**Short exercise:**
Give the records back in full, exactly as they read.
Start of Records
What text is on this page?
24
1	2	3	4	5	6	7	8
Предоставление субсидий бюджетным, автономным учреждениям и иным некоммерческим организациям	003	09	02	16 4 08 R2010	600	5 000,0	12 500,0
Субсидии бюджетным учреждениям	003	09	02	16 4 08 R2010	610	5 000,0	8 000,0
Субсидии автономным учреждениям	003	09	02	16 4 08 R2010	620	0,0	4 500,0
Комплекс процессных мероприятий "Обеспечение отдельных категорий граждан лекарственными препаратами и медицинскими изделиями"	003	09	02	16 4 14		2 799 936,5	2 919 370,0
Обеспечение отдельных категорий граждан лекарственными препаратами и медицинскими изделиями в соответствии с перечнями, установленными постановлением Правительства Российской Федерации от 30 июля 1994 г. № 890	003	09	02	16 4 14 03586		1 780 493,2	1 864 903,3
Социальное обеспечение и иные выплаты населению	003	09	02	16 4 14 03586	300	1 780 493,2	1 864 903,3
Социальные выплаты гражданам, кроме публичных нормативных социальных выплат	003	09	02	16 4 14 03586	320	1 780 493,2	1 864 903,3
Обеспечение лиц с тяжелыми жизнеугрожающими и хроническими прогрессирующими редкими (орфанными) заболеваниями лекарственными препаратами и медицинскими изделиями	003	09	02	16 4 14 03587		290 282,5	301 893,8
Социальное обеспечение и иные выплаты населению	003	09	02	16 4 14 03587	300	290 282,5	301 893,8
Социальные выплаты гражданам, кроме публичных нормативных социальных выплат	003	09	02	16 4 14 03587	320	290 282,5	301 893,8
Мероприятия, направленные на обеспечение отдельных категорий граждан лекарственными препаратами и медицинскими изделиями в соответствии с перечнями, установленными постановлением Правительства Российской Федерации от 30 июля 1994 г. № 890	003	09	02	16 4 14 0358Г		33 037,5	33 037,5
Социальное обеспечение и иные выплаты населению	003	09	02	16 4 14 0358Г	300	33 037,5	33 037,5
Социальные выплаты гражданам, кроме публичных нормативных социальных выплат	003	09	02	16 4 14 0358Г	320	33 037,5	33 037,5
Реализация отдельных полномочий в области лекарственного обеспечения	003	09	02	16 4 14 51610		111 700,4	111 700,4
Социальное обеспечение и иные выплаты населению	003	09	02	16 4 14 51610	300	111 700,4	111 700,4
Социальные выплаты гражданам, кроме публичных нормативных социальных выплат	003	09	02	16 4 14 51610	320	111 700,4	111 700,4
End of Records
**Correct response:**
What text is on this page?
24
1	2	3	4	5	6	7	8
Предоставление субсидий бюджетным, автономным учреждениям и иным некоммерческим организациям	003	09	02	16 4 08 R2010	600	5 000,0	12 500,0
Субсидии бюджетным учреждениям	003	09	02	16 4 08 R2010	610	5 000,0	8 000,0
Субсидии автономным учреждениям	003	09	02	16 4 08 R2010	620	0,0	4 500,0
Комплекс процессных мероприятий "Обеспечение отдельных категорий граждан лекарственными препаратами и медицинскими изделиями"	003	09	02	16 4 14		2 799 936,5	2 919 370,0
Обеспечение отдельных категорий граждан лекарственными препаратами и медицинскими изделиями в соответствии с перечнями, установленными постановлением Правительства Российской Федерации от 30 июля 1994 г. № 890	003	09	02	16 4 14 03586		1 780 493,2	1 864 903,3
Социальное обеспечение и иные выплаты населению	003	09	02	16 4 14 03586	300	1 780 493,2	1 864 903,3
Социальные выплаты гражданам, кроме публичных нормативных социальных выплат	003	09	02	16 4 14 03586	320	1 780 493,2	1 864 903,3
Обеспечение лиц с тяжелыми жизнеугрожающими и хроническими прогрессирующими редкими (орфанными) заболеваниями лекарственными препаратами и медицинскими изделиями	003	09	02	16 4 14 03587		290 282,5	301 893,8
Социальное обеспечение и иные выплаты населению	003	09	02	16 4 14 03587	300	290 282,5	301 893,8
Социальные выплаты гражданам, кроме публичных нормативных социальных выплат	003	09	02	16 4 14 03587	320	290 282,5	301 893,8
Мероприятия, направленные на обеспечение отдельных категорий граждан лекарственными препаратами и медицинскими изделиями в соответствии с перечнями, установленными постановлением Правительства Российской Федерации от 30 июля 1994 г. № 890	003	09	02	16 4 14 0358Г		33 037,5	33 037,5
Социальное обеспечение и иные выплаты населению	003	09	02	16 4 14 0358Г	300	33 037,5	33 037,5
Социальные выплаты гражданам, кроме публичных нормативных социальных выплат	003	09	02	16 4 14 0358Г	320	33 037,5	33 037,5
Реализация отдельных полномочий в области лекарственного обеспечения	003	09	02	16 4 14 51610		111 700,4	111 700,4
Социальное обеспечение и иные выплаты населению	003	09	02	16 4 14 51610	300	111 700,4	111 700,4
Социальные выплаты гражданам, кроме публичных нормативных социальных выплат	003	09	02	16 4 14 51610	320	111 700,4	111 700,4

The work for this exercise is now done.